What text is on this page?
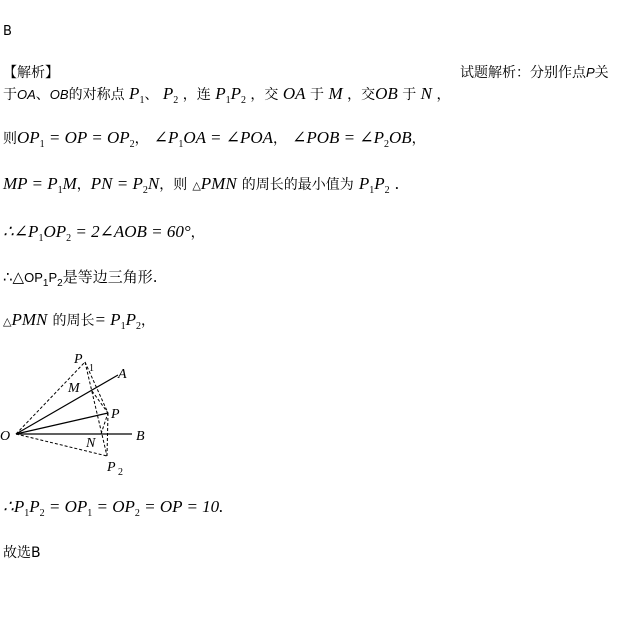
B
【解析】	试题解析：分别作点P关
于OA、OB的对称点 $P_1$、 $P_2$ ，连 $P_1P_2$ ，交 OA 于 M ，交OB 于 N ，
则$OP_1$ = OP = $OP_2$， $\angle P_1OA$ = ∠POA， ∠POB = $\angle P_2OB$，
MP = $P_1M$，PN = $P_2N$，则 △PMN 的周长的最小值为 $P_1P_2$ .
$\therefore\angle P_1OP_2$ = 2∠AOB = 60°，
$\therefore\triangle OP_1P_2$是等边三角形.
△PMN 的周长= $P_1P_2$，
O
P
1 A
M
P
N	B
P 2
$\therefore P_1P_2 = OP_1 = OP_2$ = OP = 10.
故选B
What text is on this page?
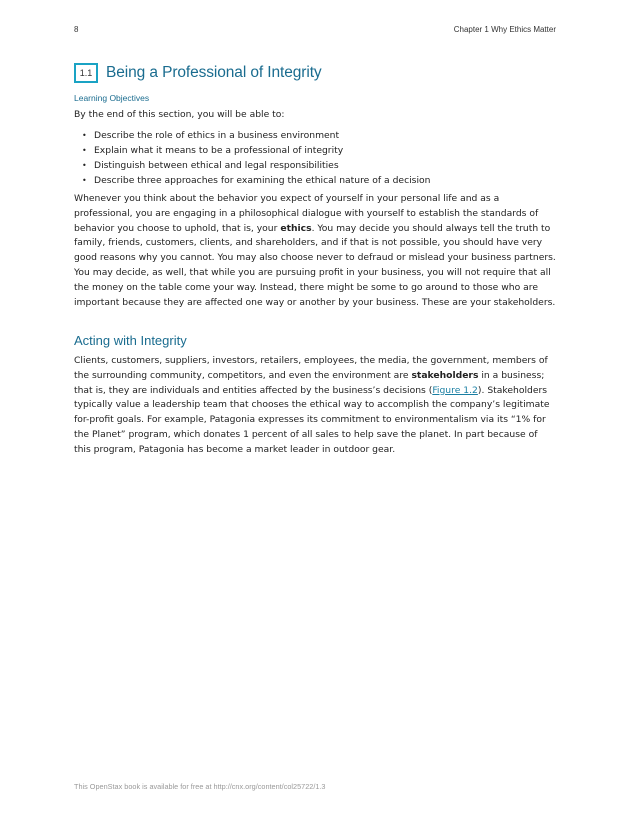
8	Chapter 1 Why Ethics Matter
1.1 Being a Professional of Integrity
Learning Objectives
By the end of this section, you will be able to:
• Describe the role of ethics in a business environment
• Explain what it means to be a professional of integrity
• Distinguish between ethical and legal responsibilities
• Describe three approaches for examining the ethical nature of a decision

Whenever you think about the behavior you expect of yourself in your personal life and as a professional, you are engaging in a philosophical dialogue with yourself to establish the standards of behavior you choose to uphold, that is, your ethics. You may decide you should always tell the truth to family, friends, customers, clients, and shareholders, and if that is not possible, you should have very good reasons why you cannot. You may also choose never to defraud or mislead your business partners. You may decide, as well, that while you are pursuing profit in your business, you will not require that all the money on the table come your way. Instead, there might be some to go around to those who are important because they are affected one way or another by your business. These are your stakeholders.

Acting with Integrity

Clients, customers, suppliers, investors, retailers, employees, the media, the government, members of the surrounding community, competitors, and even the environment are stakeholders in a business; that is, they are individuals and entities affected by the business’s decisions (Figure 1.2). Stakeholders typically value a leadership team that chooses the ethical way to accomplish the company’s legitimate for-profit goals. For example, Patagonia expresses its commitment to environmentalism via its “1% for the Planet” program, which donates 1 percent of all sales to help save the planet. In part because of this program, Patagonia has become a market leader in outdoor gear.

This OpenStax book is available for free at http://cnx.org/content/col25722/1.3
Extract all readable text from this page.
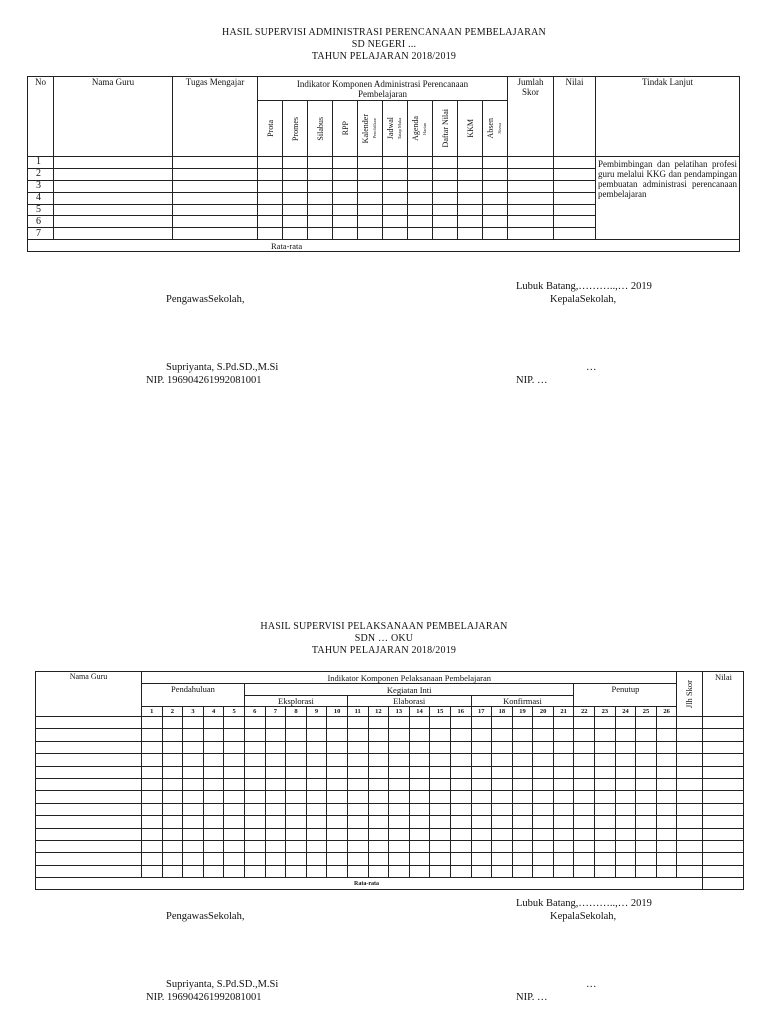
HASIL SUPERVISI ADMINISTRASI PERENCANAAN PEMBELAJARAN
SD NEGERI ...
TAHUN PELAJARAN 2018/2019
No	Nama Guru	Tugas Mengajar	Indikator Komponen Administrasi Perencanaan Pembelajaran										Jumlah Skor	Nilai	Tindak Lanjut

			Prota	Promes	Silabus	RPP	Kalender Pendidikan	Jadwal Tatap Muka	Agenda Harian	Daftar Nilai	KKM	Absen Siswa			

1															Pembimbingan dan pelatihan profesi guru melalui KKG dan pendampingan pembuatan administrasi perencanaan pembelajaran
2															
3															
4															
5															
6															
7															
Rata-rata															
Lubuk Batang,………..,… 2019
PengawasSekolah,	KepalaSekolah,
Supriyanta, S.Pd.SD.,M.Si	…
NIP. 196904261992081001	NIP. …
HASIL SUPERVISI PELAKSANAAN PEMBELAJARAN
SDN … OKU
TAHUN PELAJARAN 2018/2019
Nama Guru	Indikator Komponen Pelaksanaan Pembelajaran																										Jlh Skor	Nilai
	Pendahuluan					Kegiatan Inti																Penutup						
						Eksplorasi					Elaborasi						Konfirmasi											
	1	2	3	4	5	6	7	8	9	10	11	12	13	14	15	16	17	18	19	20	21	22	23	24	25	26		

Rata-rata																												
Lubuk Batang,………..,… 2019
PengawasSekolah,	KepalaSekolah,
Supriyanta, S.Pd.SD.,M.Si	…
NIP. 196904261992081001	NIP. …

+---+

- REQUIREMENTS
Write the records out once more, exactly as they appear, with no pictures.

- TASK RESPONSE
What text is on this page?
B
【解析】	试题解析：分别作点P关
于OA、OB的对称点 $P_1$、 $P_2$ ，连 $P_1P_2$ ，交 OA 于 M ，交OB 于 N ，
则$OP_1$ = OP = $OP_2$， $\angle P_1OA$ = ∠POA， ∠POB = $\angle P_2OB$，
MP = $P_1M$，PN = $P_2N$，则 △PMN 的周长的最小值为 $P_1P_2$ .
$\therefore\angle P_1OP_2$ = 2∠AOB = 60°，
$\therefore\triangle OP_1P_2$是等边三角形.
△PMN 的周长= $P_1P_2$，
O
P
1 A
M
P
N	B
P 2
$\therefore P_1P_2 = OP_1 = OP_2$ = OP = 10.
故选B
What text is on this page?
8	Chapter 1 Why Ethics Matter
1.1 Being a Professional of Integrity
Learning Objectives
By the end of this section, you will be able to:
• Describe the role of ethics in a business environment
• Explain what it means to be a professional of integrity
• Distinguish between ethical and legal responsibilities
• Describe three approaches for examining the ethical nature of a decision

Whenever you think about the behavior you expect of yourself in your personal life and as a professional, you are engaging in a philosophical dialogue with yourself to establish the standards of behavior you choose to uphold, that is, your ethics. You may decide you should always tell the truth to family, friends, customers, clients, and shareholders, and if that is not possible, you should have very good reasons why you cannot. You may also choose never to defraud or mislead your business partners. You may decide, as well, that while you are pursuing profit in your business, you will not require that all the money on the table come your way. Instead, there might be some to go around to those who are important because they are affected one way or another by your business. These are your stakeholders.

Acting with Integrity

Clients, customers, suppliers, investors, retailers, employees, the media, the government, members of the surrounding community, competitors, and even the environment are stakeholders in a business; that is, they are individuals and entities affected by the business’s decisions (Figure 1.2). Stakeholders typically value a leadership team that chooses the ethical way to accomplish the company’s legitimate for-profit goals. For example, Patagonia expresses its commitment to environmentalism via its “1% for the Planet” program, which donates 1 percent of all sales to help save the planet. In part because of this program, Patagonia has become a market leader in outdoor gear.

This OpenStax book is available for free at http://cnx.org/content/col25722/1.3
Extract all readable text from this page.
HASIL SUPERVISI ADMINISTRASI PERENCANAAN PEMBELAJARAN
SD NEGERI ...
TAHUN PELAJARAN 2018/2019
No	Nama Guru	Tugas Mengajar	Indikator Komponen Administrasi Perencanaan Pembelajaran										Jumlah Skor	Nilai	Tindak Lanjut

			Prota	Promes	Silabus	RPP	Kalender Pendidikan	Jadwal Tatap Muka	Agenda Harian	Daftar Nilai	KKM	Absen Siswa			

1															Pembimbingan dan pelatihan profesi guru melalui KKG dan pendampingan pembuatan administrasi perencanaan pembelajaran
2															
3															
4															
5															
6															
7															
Rata-rata															
Lubuk Batang,………..,… 2019
PengawasSekolah,	KepalaSekolah,
Supriyanta, S.Pd.SD.,M.Si	…
NIP. 196904261992081001	NIP. …
HASIL SUPERVISI PELAKSANAAN PEMBELAJARAN
SDN … OKU
TAHUN PELAJARAN 2018/2019
Nama Guru	Indikator Komponen Pelaksanaan Pembelajaran																										Jlh Skor	Nilai
	Pendahuluan					Kegiatan Inti																Penutup						
						Eksplorasi					Elaborasi						Konfirmasi											
	1	2	3	4	5	6	7	8	9	10	11	12	13	14	15	16	17	18	19	20	21	22	23	24	25	26		

Rata-rata																												
Lubuk Batang,………..,… 2019
PengawasSekolah,	KepalaSekolah,
Supriyanta, S.Pd.SD.,M.Si	…
NIP. 196904261992081001	NIP. …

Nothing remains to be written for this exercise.